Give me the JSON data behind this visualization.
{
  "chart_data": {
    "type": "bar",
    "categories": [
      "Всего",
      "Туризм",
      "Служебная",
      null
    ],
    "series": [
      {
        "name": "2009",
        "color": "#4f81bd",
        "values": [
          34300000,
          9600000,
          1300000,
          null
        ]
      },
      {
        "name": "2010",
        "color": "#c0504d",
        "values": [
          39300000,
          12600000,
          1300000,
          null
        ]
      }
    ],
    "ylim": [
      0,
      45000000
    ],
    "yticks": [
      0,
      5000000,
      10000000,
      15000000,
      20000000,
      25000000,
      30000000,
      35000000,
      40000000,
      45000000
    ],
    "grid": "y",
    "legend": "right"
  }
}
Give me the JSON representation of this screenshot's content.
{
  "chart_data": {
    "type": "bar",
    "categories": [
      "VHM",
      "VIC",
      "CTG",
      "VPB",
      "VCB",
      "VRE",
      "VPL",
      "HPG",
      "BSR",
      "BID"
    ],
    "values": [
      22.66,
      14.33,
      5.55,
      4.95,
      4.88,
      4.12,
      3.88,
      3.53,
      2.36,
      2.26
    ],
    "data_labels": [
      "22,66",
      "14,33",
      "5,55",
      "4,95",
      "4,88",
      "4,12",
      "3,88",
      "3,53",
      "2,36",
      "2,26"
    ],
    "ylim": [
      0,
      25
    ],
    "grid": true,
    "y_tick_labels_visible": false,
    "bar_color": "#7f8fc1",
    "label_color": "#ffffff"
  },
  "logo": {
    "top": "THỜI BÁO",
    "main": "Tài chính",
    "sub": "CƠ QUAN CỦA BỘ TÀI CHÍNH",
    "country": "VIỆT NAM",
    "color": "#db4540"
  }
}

-- -- --

Your answer should be a single number: the count of lines in these records that hold the string "Give".

▶ RESPONSE FOR THIS EXERCISE
2